### Task to complete
Your answer should be one number: how many lines of the records hold the string "Homepage".

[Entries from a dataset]

___

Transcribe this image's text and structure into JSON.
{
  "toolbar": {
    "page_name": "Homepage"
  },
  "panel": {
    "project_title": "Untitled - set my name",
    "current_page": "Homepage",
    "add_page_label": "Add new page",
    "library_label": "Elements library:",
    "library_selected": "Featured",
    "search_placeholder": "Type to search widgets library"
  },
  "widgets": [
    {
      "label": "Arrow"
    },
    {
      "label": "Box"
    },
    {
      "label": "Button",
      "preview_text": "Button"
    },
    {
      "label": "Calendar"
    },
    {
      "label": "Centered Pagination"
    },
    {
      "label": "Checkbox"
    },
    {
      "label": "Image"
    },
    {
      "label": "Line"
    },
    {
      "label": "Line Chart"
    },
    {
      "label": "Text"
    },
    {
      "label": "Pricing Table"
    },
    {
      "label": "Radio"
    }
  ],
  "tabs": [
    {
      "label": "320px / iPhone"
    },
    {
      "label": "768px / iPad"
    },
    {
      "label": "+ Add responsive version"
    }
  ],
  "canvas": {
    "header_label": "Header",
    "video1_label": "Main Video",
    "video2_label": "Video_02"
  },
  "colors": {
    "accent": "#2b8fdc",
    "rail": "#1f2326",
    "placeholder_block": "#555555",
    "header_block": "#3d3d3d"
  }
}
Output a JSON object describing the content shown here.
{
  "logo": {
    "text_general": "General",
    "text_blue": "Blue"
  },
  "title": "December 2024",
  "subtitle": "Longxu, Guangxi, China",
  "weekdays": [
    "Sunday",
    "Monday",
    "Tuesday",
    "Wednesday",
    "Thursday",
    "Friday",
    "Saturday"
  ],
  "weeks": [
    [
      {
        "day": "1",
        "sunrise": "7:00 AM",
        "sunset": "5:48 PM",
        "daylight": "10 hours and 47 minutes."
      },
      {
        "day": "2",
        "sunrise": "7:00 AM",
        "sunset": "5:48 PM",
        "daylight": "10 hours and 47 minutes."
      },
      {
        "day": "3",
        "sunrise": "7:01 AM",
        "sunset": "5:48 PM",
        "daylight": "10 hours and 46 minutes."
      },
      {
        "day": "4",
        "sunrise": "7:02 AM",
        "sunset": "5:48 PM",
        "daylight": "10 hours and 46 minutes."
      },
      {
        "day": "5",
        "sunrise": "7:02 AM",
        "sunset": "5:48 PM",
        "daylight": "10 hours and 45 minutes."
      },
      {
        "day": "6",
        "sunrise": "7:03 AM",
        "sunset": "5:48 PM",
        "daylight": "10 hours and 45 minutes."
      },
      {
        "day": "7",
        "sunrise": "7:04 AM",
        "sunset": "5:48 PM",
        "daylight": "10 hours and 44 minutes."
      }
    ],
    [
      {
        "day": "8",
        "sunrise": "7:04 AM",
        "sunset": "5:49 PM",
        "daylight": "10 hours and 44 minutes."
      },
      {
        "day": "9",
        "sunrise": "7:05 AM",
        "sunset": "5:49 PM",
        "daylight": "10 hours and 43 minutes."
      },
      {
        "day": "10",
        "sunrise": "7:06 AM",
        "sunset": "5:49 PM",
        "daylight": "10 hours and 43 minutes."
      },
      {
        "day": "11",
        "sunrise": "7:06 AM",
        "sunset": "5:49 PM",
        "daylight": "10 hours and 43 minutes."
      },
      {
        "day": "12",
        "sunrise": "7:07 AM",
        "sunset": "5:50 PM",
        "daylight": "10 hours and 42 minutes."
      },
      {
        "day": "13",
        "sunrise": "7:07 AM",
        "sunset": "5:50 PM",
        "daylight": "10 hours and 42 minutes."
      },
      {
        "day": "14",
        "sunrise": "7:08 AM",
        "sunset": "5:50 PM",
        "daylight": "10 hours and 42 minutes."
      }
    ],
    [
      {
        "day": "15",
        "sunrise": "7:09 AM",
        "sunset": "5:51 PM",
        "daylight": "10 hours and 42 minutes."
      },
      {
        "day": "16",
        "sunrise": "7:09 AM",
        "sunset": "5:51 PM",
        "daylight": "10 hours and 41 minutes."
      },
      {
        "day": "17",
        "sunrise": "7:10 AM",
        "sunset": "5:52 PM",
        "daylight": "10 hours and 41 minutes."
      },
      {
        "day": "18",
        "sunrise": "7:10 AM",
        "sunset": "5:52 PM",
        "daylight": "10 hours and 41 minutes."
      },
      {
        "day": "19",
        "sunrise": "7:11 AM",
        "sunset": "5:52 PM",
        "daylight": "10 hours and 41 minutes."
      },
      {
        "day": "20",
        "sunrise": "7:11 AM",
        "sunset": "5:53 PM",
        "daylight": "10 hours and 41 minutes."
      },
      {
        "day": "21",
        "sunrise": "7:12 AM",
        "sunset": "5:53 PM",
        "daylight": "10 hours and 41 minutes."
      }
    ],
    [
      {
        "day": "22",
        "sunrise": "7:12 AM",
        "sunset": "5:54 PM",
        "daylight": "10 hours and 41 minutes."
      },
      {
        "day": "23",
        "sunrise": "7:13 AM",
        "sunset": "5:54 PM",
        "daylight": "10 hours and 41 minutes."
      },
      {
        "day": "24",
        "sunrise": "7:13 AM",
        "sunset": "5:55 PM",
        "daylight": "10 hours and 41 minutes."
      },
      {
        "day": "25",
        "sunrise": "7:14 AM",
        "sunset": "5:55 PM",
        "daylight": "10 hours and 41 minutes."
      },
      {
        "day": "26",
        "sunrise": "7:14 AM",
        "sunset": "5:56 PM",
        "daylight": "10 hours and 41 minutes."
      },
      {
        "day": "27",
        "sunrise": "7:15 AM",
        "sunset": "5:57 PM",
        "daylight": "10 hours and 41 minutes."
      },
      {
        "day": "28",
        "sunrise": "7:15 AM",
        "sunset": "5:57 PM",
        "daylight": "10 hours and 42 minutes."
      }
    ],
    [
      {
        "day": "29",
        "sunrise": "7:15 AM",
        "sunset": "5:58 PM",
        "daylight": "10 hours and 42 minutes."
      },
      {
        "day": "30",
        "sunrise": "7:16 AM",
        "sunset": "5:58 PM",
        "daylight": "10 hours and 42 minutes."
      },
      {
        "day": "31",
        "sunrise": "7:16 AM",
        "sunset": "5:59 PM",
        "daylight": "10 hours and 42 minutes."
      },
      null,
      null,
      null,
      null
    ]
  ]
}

___

### The completed task
2